* begin Material shown *

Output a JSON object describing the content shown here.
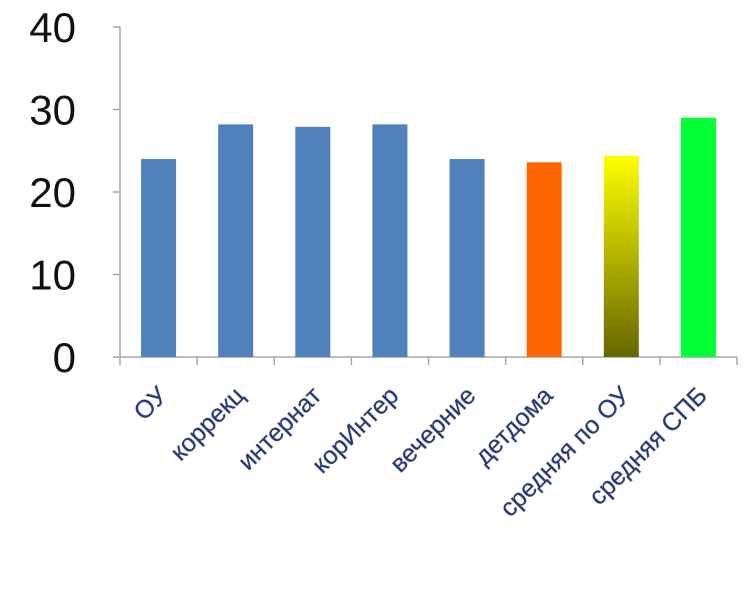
{
  "chart_data": {
    "type": "bar",
    "title": "",
    "xlabel": "",
    "ylabel": "",
    "ylim": [
      0,
      40
    ],
    "yticks": [
      0,
      10,
      20,
      30,
      40
    ],
    "grid": false,
    "legend": "none",
    "categories": [
      "ОУ",
      "коррекц",
      "интернат",
      "корИнтер",
      "вечерние",
      "детдома",
      "средняя по ОУ",
      "средняя СПБ"
    ],
    "values": [
      24,
      28.2,
      27.9,
      28.2,
      24,
      23.6,
      24.4,
      29
    ],
    "fills": [
      "blue",
      "blue",
      "blue",
      "blue",
      "blue",
      "orange",
      "gradient-yellow-olive",
      "green"
    ]
  },
  "colors": {
    "blue": "#4f81bd",
    "orange": "#ff6600",
    "green": "#00ff33",
    "gradient_top": "#ffff00",
    "gradient_bottom": "#666600",
    "axis": "#a6a6a6",
    "tick_text": "#111111",
    "category_text": "#1f3a93"
  }
}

* end Material shown *

Task prompt —
All of the material above should be reproduced exactly, except the pictures.

Result for this exercise —
Output a JSON object describing the content shown here.
{
  "chart_data": {
    "type": "bar",
    "title": "",
    "xlabel": "",
    "ylabel": "",
    "ylim": [
      0,
      40
    ],
    "yticks": [
      0,
      10,
      20,
      30,
      40
    ],
    "grid": false,
    "legend": "none",
    "categories": [
      "ОУ",
      "коррекц",
      "интернат",
      "корИнтер",
      "вечерние",
      "детдома",
      "средняя по ОУ",
      "средняя СПБ"
    ],
    "values": [
      24,
      28.2,
      27.9,
      28.2,
      24,
      23.6,
      24.4,
      29
    ],
    "fills": [
      "blue",
      "blue",
      "blue",
      "blue",
      "blue",
      "orange",
      "gradient-yellow-olive",
      "green"
    ]
  },
  "colors": {
    "blue": "#4f81bd",
    "orange": "#ff6600",
    "green": "#00ff33",
    "gradient_top": "#ffff00",
    "gradient_bottom": "#666600",
    "axis": "#a6a6a6",
    "tick_text": "#111111",
    "category_text": "#1f3a93"
  }
}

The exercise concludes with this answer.